EXERCISE REQUIREMENTS: Reproduce all of the records exactly.

(Records from a collection)
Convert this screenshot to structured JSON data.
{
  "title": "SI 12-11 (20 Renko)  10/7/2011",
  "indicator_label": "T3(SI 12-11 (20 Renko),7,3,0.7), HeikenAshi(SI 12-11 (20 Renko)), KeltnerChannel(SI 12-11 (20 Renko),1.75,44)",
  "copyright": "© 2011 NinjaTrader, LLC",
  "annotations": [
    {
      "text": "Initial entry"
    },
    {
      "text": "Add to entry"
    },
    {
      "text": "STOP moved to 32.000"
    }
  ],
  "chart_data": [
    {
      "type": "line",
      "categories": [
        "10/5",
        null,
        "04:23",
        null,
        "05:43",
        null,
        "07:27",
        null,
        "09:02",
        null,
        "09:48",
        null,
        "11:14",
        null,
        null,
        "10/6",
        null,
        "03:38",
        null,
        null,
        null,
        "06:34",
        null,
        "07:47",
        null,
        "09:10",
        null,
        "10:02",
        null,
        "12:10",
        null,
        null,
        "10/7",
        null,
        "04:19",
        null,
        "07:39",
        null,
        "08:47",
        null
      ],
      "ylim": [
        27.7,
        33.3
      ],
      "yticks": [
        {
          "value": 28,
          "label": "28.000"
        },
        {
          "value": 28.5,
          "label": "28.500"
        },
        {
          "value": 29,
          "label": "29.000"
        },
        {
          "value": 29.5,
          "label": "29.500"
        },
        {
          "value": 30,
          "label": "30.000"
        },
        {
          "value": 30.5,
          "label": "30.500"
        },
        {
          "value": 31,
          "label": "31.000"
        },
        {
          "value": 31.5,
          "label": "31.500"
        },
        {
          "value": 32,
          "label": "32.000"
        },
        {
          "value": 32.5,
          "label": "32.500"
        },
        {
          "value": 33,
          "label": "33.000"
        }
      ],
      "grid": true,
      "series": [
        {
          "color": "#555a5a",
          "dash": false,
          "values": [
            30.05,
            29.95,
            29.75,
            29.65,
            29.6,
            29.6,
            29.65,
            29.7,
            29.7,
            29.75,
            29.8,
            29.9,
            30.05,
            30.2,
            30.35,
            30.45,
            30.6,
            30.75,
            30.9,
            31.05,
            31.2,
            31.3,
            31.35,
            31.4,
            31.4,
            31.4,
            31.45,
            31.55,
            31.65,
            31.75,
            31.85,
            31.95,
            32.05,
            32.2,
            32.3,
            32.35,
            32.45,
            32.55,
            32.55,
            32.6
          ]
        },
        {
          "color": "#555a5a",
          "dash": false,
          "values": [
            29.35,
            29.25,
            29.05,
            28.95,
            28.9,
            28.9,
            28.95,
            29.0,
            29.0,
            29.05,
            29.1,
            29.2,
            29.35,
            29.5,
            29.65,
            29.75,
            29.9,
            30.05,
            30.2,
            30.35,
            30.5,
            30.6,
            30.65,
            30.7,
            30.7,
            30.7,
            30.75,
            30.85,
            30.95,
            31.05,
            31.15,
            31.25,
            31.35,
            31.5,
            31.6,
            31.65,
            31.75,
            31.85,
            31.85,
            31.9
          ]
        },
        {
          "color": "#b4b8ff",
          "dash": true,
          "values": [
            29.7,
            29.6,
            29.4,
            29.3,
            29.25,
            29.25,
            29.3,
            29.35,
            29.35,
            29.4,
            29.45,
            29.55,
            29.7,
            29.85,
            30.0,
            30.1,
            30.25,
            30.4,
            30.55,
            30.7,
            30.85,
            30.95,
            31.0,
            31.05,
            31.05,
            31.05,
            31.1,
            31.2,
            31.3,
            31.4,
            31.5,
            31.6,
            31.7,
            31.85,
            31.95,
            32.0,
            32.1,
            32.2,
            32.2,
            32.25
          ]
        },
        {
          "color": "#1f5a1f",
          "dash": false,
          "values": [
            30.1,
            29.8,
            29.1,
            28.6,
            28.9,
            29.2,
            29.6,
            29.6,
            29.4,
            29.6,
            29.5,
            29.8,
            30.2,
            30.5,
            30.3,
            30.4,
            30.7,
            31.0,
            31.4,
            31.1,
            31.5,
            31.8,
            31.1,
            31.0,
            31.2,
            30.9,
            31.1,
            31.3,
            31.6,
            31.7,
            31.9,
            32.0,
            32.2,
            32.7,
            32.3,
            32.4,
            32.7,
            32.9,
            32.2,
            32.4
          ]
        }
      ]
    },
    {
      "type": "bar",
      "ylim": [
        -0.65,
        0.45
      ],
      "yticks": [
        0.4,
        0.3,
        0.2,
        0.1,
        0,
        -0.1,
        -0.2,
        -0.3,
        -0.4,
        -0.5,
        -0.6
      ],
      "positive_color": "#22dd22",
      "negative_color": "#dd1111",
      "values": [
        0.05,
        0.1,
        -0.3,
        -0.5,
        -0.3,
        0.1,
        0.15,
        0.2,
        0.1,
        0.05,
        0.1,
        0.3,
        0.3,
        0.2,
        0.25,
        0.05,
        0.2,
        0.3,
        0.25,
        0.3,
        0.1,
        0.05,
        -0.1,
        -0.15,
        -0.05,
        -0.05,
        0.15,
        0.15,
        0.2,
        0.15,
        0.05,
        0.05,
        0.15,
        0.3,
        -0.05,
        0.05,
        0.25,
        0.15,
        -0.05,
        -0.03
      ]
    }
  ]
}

ANSWER:
Convert this screenshot to structured JSON data.
{
  "title": "SI 12-11 (20 Renko)  10/7/2011",
  "indicator_label": "T3(SI 12-11 (20 Renko),7,3,0.7), HeikenAshi(SI 12-11 (20 Renko)), KeltnerChannel(SI 12-11 (20 Renko),1.75,44)",
  "copyright": "© 2011 NinjaTrader, LLC",
  "annotations": [
    {
      "text": "Initial entry"
    },
    {
      "text": "Add to entry"
    },
    {
      "text": "STOP moved to 32.000"
    }
  ],
  "chart_data": [
    {
      "type": "line",
      "categories": [
        "10/5",
        null,
        "04:23",
        null,
        "05:43",
        null,
        "07:27",
        null,
        "09:02",
        null,
        "09:48",
        null,
        "11:14",
        null,
        null,
        "10/6",
        null,
        "03:38",
        null,
        null,
        null,
        "06:34",
        null,
        "07:47",
        null,
        "09:10",
        null,
        "10:02",
        null,
        "12:10",
        null,
        null,
        "10/7",
        null,
        "04:19",
        null,
        "07:39",
        null,
        "08:47",
        null
      ],
      "ylim": [
        27.7,
        33.3
      ],
      "yticks": [
        {
          "value": 28,
          "label": "28.000"
        },
        {
          "value": 28.5,
          "label": "28.500"
        },
        {
          "value": 29,
          "label": "29.000"
        },
        {
          "value": 29.5,
          "label": "29.500"
        },
        {
          "value": 30,
          "label": "30.000"
        },
        {
          "value": 30.5,
          "label": "30.500"
        },
        {
          "value": 31,
          "label": "31.000"
        },
        {
          "value": 31.5,
          "label": "31.500"
        },
        {
          "value": 32,
          "label": "32.000"
        },
        {
          "value": 32.5,
          "label": "32.500"
        },
        {
          "value": 33,
          "label": "33.000"
        }
      ],
      "grid": true,
      "series": [
        {
          "color": "#555a5a",
          "dash": false,
          "values": [
            30.05,
            29.95,
            29.75,
            29.65,
            29.6,
            29.6,
            29.65,
            29.7,
            29.7,
            29.75,
            29.8,
            29.9,
            30.05,
            30.2,
            30.35,
            30.45,
            30.6,
            30.75,
            30.9,
            31.05,
            31.2,
            31.3,
            31.35,
            31.4,
            31.4,
            31.4,
            31.45,
            31.55,
            31.65,
            31.75,
            31.85,
            31.95,
            32.05,
            32.2,
            32.3,
            32.35,
            32.45,
            32.55,
            32.55,
            32.6
          ]
        },
        {
          "color": "#555a5a",
          "dash": false,
          "values": [
            29.35,
            29.25,
            29.05,
            28.95,
            28.9,
            28.9,
            28.95,
            29.0,
            29.0,
            29.05,
            29.1,
            29.2,
            29.35,
            29.5,
            29.65,
            29.75,
            29.9,
            30.05,
            30.2,
            30.35,
            30.5,
            30.6,
            30.65,
            30.7,
            30.7,
            30.7,
            30.75,
            30.85,
            30.95,
            31.05,
            31.15,
            31.25,
            31.35,
            31.5,
            31.6,
            31.65,
            31.75,
            31.85,
            31.85,
            31.9
          ]
        },
        {
          "color": "#b4b8ff",
          "dash": true,
          "values": [
            29.7,
            29.6,
            29.4,
            29.3,
            29.25,
            29.25,
            29.3,
            29.35,
            29.35,
            29.4,
            29.45,
            29.55,
            29.7,
            29.85,
            30.0,
            30.1,
            30.25,
            30.4,
            30.55,
            30.7,
            30.85,
            30.95,
            31.0,
            31.05,
            31.05,
            31.05,
            31.1,
            31.2,
            31.3,
            31.4,
            31.5,
            31.6,
            31.7,
            31.85,
            31.95,
            32.0,
            32.1,
            32.2,
            32.2,
            32.25
          ]
        },
        {
          "color": "#1f5a1f",
          "dash": false,
          "values": [
            30.1,
            29.8,
            29.1,
            28.6,
            28.9,
            29.2,
            29.6,
            29.6,
            29.4,
            29.6,
            29.5,
            29.8,
            30.2,
            30.5,
            30.3,
            30.4,
            30.7,
            31.0,
            31.4,
            31.1,
            31.5,
            31.8,
            31.1,
            31.0,
            31.2,
            30.9,
            31.1,
            31.3,
            31.6,
            31.7,
            31.9,
            32.0,
            32.2,
            32.7,
            32.3,
            32.4,
            32.7,
            32.9,
            32.2,
            32.4
          ]
        }
      ]
    },
    {
      "type": "bar",
      "ylim": [
        -0.65,
        0.45
      ],
      "yticks": [
        0.4,
        0.3,
        0.2,
        0.1,
        0,
        -0.1,
        -0.2,
        -0.3,
        -0.4,
        -0.5,
        -0.6
      ],
      "positive_color": "#22dd22",
      "negative_color": "#dd1111",
      "values": [
        0.05,
        0.1,
        -0.3,
        -0.5,
        -0.3,
        0.1,
        0.15,
        0.2,
        0.1,
        0.05,
        0.1,
        0.3,
        0.3,
        0.2,
        0.25,
        0.05,
        0.2,
        0.3,
        0.25,
        0.3,
        0.1,
        0.05,
        -0.1,
        -0.15,
        -0.05,
        -0.05,
        0.15,
        0.15,
        0.2,
        0.15,
        0.05,
        0.05,
        0.15,
        0.3,
        -0.05,
        0.05,
        0.25,
        0.15,
        -0.05,
        -0.03
      ]
    }
  ]
}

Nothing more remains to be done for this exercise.